→ **Requirements**
Give every line from the entries that contains "niet".

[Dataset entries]

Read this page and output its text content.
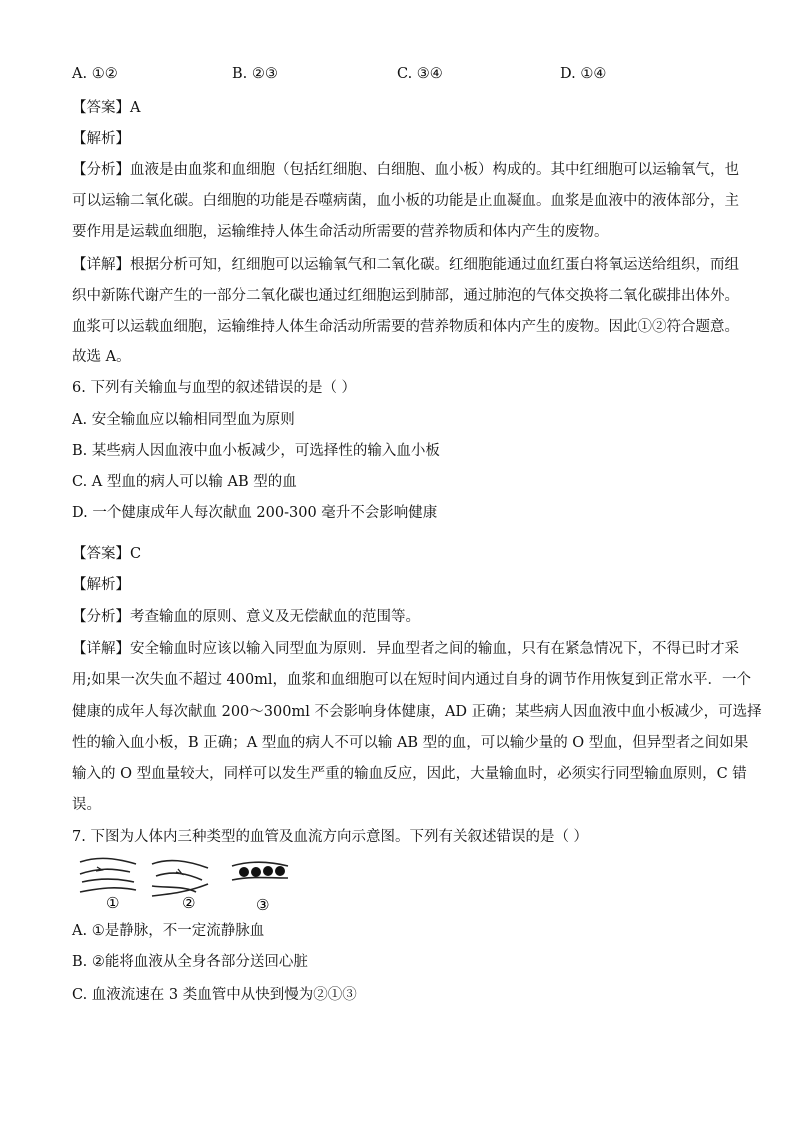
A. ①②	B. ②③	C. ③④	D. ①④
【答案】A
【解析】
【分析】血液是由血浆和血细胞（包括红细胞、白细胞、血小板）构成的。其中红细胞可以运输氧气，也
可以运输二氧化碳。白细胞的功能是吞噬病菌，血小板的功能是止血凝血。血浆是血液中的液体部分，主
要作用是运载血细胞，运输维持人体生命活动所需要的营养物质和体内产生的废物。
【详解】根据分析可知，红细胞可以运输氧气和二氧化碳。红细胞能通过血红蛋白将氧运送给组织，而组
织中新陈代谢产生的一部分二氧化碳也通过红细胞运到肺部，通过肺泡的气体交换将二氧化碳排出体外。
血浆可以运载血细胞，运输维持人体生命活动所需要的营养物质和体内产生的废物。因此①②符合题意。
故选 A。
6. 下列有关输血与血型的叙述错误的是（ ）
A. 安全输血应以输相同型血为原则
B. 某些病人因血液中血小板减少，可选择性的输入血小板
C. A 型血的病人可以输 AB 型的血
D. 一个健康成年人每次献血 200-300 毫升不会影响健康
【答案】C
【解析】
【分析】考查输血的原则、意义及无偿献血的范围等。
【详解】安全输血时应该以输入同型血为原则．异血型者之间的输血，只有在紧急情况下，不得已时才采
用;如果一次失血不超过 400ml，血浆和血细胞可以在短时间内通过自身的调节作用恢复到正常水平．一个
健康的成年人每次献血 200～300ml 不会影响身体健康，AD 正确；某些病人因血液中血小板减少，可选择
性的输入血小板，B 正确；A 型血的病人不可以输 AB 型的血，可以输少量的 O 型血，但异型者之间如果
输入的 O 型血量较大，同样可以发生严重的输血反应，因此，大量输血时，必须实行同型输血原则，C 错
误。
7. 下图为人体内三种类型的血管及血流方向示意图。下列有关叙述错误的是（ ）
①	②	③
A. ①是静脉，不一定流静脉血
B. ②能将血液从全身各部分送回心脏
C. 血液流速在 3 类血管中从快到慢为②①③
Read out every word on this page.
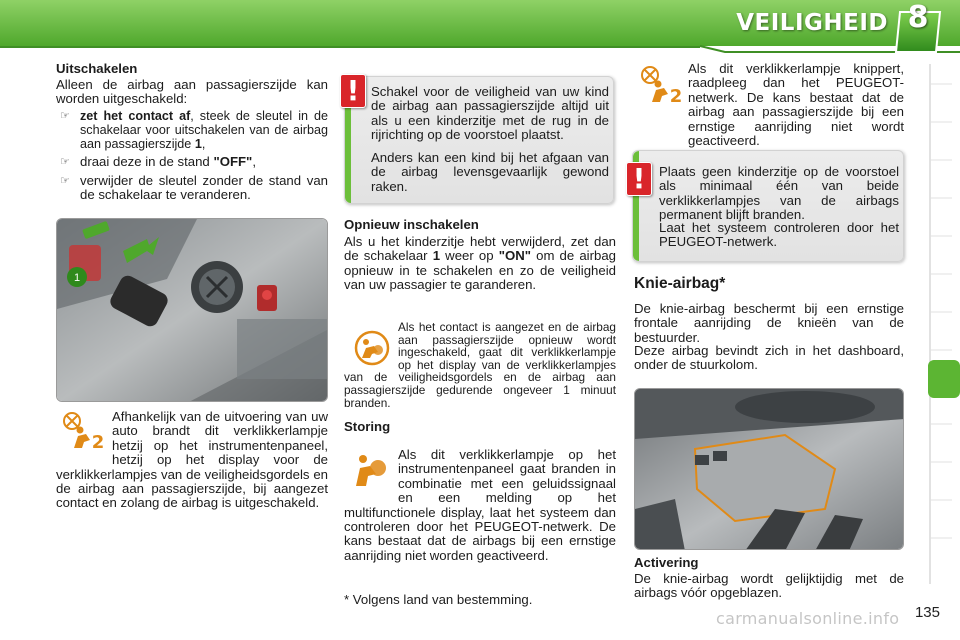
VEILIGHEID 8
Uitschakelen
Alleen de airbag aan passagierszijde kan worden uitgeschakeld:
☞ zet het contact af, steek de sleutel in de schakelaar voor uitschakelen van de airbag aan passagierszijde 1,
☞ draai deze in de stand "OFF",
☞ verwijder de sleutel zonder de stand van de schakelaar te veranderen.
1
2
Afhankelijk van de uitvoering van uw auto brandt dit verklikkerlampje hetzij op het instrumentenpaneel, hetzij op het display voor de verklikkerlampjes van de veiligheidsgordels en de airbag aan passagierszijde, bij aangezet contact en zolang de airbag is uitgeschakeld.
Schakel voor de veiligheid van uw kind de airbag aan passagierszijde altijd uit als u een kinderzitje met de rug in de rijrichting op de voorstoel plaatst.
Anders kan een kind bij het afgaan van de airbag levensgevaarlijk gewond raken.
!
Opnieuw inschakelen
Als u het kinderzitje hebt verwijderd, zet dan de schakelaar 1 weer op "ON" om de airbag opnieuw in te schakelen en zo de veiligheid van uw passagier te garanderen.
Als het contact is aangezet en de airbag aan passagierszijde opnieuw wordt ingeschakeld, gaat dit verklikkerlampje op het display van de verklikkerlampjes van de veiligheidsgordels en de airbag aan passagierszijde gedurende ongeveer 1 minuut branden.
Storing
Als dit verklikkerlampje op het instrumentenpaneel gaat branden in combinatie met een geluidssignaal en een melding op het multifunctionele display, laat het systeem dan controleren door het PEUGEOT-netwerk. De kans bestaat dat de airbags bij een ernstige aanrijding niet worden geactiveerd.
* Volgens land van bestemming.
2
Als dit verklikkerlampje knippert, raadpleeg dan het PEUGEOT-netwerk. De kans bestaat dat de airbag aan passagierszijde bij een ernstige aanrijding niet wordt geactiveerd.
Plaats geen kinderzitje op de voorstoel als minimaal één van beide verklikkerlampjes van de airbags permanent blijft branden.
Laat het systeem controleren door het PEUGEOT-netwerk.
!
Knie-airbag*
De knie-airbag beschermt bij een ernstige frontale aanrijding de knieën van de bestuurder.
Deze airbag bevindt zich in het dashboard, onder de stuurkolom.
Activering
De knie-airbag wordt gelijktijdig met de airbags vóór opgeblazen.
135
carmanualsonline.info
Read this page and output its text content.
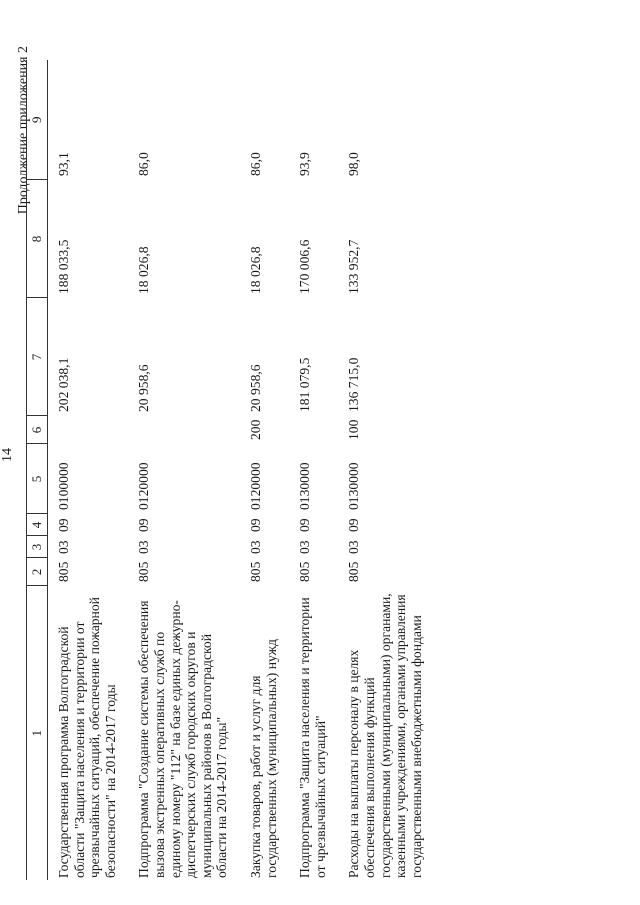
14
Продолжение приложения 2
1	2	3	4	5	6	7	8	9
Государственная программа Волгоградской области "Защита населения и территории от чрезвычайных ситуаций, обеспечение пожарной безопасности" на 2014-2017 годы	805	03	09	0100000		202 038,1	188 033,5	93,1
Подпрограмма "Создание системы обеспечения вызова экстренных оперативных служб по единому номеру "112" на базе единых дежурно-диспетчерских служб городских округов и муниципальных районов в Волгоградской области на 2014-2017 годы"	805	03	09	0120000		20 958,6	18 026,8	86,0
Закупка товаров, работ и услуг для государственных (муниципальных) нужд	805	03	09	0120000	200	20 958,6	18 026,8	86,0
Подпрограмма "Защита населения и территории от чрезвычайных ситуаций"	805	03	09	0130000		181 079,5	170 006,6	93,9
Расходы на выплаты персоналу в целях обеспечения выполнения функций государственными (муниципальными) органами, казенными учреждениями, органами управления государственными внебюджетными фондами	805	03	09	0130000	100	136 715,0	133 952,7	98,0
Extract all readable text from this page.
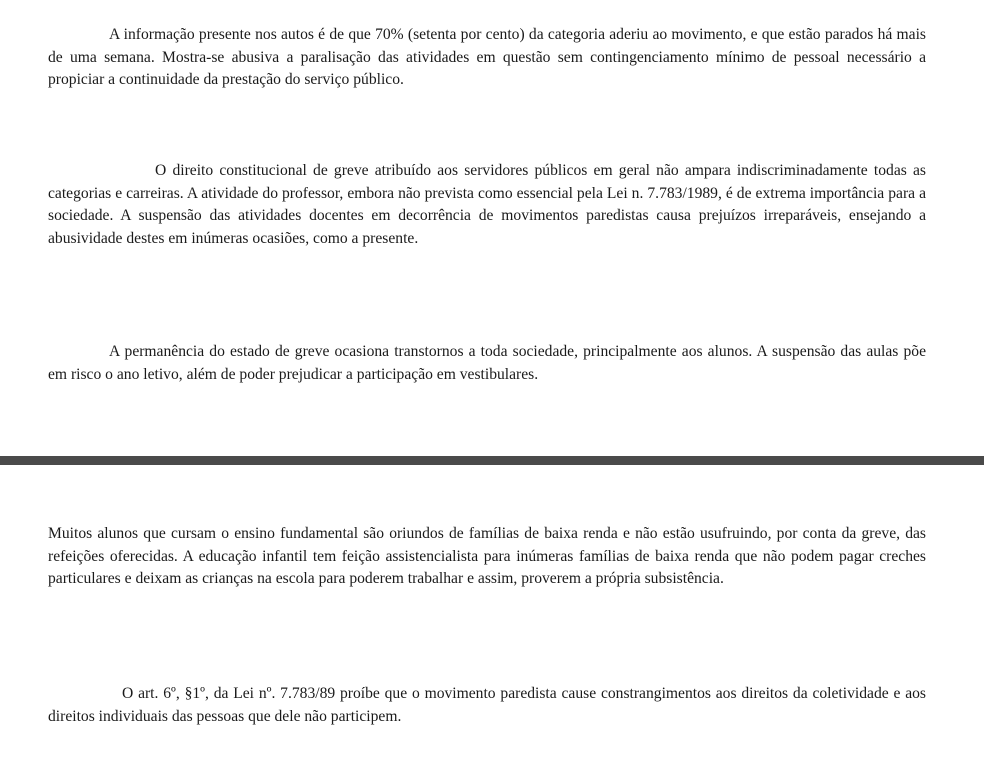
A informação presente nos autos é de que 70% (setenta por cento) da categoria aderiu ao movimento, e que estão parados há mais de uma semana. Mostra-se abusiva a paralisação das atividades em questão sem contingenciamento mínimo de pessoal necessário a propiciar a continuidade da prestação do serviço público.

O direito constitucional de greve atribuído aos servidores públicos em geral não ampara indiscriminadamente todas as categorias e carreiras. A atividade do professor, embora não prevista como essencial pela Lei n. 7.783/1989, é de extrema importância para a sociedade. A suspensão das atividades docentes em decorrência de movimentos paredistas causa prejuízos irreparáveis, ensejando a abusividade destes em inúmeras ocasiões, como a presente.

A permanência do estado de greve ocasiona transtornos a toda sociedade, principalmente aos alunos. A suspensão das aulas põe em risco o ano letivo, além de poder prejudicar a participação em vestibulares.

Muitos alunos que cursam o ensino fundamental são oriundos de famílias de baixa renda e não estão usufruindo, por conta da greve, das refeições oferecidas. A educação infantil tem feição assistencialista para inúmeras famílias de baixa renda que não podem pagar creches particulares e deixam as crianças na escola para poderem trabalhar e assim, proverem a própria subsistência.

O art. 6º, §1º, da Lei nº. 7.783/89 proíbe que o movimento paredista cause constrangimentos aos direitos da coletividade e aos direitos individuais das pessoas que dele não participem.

→ **Written response**
Als dit verklikkerlampje op het instrumentenpaneel gaat branden in combinatie met een geluidssignaal en een melding op het multifunctionele display, laat het systeem dan controleren door het PEUGEOT-netwerk. De kans bestaat dat de airbags bij een ernstige aanrijding niet worden geactiveerd.
Als dit verklikkerlampje knippert, raadpleeg dan het PEUGEOT-netwerk. De kans bestaat dat de airbag aan passagierszijde bij een ernstige aanrijding niet wordt geactiveerd.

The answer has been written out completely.